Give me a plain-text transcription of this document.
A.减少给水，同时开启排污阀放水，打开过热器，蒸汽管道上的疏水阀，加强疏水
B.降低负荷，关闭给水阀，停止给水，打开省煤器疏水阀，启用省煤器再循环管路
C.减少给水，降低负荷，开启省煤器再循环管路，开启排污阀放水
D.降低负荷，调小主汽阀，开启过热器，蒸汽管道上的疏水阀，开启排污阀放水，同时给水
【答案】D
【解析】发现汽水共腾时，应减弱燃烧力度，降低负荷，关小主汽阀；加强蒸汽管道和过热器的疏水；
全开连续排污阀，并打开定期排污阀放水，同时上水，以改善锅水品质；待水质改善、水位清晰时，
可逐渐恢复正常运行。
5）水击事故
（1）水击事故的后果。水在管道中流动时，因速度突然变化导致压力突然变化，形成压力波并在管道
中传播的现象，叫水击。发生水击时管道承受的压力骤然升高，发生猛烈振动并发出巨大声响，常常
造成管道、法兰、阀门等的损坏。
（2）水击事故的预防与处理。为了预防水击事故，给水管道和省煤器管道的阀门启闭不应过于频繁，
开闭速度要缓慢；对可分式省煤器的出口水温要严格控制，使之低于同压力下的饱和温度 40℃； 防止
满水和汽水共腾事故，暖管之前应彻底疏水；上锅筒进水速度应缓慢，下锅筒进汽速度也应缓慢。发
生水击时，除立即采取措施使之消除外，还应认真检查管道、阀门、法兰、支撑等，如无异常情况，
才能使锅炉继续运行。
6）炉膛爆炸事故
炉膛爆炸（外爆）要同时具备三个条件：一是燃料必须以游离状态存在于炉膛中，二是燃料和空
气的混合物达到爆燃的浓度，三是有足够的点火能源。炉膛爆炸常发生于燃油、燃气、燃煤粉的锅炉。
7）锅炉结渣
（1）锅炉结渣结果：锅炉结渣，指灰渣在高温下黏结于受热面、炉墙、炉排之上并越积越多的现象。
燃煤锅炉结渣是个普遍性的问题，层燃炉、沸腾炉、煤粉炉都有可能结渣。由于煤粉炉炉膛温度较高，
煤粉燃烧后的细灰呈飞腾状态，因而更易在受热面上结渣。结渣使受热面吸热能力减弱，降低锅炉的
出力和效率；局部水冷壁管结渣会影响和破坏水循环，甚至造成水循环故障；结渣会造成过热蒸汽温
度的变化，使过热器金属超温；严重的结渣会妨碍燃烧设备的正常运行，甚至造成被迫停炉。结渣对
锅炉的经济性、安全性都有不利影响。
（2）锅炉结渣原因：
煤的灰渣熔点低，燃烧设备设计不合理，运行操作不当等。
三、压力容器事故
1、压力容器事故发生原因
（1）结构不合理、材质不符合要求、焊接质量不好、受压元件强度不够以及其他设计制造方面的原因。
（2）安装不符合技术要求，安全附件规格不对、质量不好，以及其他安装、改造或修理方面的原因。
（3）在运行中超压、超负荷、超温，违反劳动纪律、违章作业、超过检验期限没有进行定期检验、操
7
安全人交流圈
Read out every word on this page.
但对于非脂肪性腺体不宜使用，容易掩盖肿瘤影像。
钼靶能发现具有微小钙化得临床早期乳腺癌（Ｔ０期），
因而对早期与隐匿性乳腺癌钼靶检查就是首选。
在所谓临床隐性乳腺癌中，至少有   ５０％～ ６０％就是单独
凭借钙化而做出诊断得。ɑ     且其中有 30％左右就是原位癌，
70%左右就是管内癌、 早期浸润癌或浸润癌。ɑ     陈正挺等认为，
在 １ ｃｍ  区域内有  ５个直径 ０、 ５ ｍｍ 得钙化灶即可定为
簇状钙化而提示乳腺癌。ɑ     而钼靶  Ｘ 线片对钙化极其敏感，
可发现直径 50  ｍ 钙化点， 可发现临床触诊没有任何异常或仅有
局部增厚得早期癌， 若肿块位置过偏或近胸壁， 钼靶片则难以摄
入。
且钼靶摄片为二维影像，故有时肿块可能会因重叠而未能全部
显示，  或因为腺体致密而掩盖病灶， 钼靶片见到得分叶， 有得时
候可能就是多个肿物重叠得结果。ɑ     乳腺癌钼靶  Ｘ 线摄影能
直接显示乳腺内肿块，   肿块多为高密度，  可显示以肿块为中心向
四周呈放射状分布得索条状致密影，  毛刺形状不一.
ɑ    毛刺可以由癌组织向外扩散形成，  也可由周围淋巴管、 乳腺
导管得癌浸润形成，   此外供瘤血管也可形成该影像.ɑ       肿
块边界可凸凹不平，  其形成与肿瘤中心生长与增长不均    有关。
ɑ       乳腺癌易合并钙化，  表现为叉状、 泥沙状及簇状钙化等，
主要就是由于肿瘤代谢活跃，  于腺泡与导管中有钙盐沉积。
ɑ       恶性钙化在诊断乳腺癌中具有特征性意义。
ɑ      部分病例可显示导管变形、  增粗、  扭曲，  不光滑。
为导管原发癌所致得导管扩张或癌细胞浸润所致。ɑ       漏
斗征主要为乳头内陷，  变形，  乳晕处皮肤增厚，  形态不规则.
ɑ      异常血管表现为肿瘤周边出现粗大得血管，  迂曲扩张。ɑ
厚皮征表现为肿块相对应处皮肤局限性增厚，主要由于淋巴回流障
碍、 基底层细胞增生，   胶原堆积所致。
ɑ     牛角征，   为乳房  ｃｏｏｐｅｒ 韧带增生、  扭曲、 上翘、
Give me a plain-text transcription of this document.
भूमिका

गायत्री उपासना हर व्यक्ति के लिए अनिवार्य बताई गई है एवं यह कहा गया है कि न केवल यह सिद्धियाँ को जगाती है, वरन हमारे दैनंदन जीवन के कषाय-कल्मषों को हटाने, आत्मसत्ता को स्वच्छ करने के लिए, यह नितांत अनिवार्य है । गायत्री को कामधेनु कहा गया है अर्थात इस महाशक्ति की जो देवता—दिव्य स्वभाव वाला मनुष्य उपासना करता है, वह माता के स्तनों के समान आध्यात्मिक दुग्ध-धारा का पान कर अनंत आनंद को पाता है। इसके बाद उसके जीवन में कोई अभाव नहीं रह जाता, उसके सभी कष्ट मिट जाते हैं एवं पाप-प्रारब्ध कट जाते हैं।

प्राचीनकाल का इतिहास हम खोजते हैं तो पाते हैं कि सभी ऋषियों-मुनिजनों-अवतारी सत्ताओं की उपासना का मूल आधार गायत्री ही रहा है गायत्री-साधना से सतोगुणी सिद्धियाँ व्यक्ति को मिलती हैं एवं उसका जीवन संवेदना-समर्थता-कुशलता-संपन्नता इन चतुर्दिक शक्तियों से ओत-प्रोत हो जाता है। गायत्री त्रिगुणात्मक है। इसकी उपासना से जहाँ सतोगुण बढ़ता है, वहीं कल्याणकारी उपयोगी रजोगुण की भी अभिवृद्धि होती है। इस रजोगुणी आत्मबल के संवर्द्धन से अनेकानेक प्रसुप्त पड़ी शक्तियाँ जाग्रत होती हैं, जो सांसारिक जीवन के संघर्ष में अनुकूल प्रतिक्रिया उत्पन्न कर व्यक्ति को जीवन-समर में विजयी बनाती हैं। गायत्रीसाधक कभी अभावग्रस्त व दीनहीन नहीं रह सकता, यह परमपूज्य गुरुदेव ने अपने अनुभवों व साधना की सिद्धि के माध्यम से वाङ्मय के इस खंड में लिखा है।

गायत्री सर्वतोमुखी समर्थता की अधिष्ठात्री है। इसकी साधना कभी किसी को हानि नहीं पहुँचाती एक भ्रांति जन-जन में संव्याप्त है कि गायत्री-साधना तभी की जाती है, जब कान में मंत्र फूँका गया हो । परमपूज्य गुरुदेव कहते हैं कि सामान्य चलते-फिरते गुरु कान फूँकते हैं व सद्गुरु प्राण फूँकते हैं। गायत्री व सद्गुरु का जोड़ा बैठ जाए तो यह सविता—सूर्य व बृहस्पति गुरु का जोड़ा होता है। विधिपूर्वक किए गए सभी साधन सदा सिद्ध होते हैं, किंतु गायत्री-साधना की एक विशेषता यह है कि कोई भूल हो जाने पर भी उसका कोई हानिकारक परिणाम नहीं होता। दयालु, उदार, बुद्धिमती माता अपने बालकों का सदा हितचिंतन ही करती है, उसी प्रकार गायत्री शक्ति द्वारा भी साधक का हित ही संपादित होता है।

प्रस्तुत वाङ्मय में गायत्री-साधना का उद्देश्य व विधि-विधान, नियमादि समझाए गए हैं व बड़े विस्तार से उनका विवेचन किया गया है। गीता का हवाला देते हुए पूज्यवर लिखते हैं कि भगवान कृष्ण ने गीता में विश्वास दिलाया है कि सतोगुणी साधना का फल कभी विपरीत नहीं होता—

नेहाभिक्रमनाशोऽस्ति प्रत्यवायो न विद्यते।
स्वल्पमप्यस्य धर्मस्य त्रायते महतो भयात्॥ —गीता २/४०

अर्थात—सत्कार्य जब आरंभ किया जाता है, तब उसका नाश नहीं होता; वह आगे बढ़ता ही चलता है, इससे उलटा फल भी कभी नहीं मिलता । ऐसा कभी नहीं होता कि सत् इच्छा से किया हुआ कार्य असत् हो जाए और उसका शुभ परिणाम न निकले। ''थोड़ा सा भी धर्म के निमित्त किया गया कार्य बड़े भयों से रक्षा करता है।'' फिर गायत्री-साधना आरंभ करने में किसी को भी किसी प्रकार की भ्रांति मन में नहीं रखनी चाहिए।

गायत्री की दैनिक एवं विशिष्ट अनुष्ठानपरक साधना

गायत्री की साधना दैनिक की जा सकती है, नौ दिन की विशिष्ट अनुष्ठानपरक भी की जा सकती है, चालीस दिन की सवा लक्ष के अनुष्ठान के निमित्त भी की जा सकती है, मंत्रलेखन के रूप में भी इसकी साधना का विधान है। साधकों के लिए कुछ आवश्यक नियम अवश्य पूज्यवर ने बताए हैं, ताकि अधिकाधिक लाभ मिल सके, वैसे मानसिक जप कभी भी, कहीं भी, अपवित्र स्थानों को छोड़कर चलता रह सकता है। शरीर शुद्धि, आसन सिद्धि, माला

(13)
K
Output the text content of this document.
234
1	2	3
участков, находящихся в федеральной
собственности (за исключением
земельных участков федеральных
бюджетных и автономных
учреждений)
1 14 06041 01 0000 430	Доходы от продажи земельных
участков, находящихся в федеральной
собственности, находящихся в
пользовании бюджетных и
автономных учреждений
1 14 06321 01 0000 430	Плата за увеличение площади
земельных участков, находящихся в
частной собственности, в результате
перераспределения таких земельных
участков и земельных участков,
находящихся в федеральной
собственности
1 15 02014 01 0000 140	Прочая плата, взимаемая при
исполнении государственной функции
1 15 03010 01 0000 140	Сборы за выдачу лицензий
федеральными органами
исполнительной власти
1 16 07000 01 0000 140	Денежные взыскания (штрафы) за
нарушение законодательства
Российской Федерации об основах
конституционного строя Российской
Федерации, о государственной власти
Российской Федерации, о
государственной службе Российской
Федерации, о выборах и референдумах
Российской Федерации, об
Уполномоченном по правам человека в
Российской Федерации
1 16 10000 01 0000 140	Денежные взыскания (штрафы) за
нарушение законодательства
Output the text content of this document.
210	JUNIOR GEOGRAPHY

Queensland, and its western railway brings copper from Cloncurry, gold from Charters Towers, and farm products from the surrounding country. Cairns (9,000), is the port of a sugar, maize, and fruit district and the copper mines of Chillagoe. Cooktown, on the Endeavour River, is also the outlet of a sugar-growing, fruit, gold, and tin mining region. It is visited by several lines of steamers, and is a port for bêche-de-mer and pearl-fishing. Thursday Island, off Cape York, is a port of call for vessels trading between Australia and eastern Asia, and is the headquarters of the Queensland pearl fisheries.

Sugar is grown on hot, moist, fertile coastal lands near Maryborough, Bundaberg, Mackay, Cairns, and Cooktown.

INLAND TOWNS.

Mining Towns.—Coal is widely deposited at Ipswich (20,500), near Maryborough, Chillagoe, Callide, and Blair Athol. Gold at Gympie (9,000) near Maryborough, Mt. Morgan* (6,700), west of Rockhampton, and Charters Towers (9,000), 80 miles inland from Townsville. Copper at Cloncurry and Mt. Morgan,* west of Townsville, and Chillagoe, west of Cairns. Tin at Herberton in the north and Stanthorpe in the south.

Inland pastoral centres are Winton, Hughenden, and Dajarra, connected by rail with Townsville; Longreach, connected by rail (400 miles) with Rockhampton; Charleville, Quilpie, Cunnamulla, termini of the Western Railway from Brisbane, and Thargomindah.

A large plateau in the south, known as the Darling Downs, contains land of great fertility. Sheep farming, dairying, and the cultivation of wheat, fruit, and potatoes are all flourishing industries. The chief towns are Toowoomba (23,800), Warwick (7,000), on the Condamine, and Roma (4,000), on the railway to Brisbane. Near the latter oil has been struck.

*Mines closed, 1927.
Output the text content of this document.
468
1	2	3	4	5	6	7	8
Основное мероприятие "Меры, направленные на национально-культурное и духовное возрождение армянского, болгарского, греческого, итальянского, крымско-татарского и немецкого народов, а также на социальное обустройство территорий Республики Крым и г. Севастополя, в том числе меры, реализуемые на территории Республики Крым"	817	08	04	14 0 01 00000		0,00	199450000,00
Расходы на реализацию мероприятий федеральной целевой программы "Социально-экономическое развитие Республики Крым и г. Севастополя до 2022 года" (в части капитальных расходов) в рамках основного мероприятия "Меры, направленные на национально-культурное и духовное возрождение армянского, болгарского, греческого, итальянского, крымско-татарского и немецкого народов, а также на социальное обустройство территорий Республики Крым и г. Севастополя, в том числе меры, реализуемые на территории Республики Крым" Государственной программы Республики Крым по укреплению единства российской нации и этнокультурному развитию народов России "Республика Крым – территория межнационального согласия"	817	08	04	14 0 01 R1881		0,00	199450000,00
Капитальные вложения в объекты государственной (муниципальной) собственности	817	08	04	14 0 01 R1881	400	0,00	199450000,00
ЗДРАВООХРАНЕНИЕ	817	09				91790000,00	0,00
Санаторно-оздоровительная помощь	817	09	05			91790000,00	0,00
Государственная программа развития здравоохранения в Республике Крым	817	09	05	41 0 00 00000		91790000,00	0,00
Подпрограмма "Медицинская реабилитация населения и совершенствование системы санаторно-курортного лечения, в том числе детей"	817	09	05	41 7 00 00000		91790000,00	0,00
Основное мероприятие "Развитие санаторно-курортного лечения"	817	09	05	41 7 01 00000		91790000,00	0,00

■ ■ ■ ■

- _Task directions_
Looking at the records above, work out how many lines include the string "蒸汽管道上的疏水阀". Give the number and nothing else.

- _Solution to the exercise_
2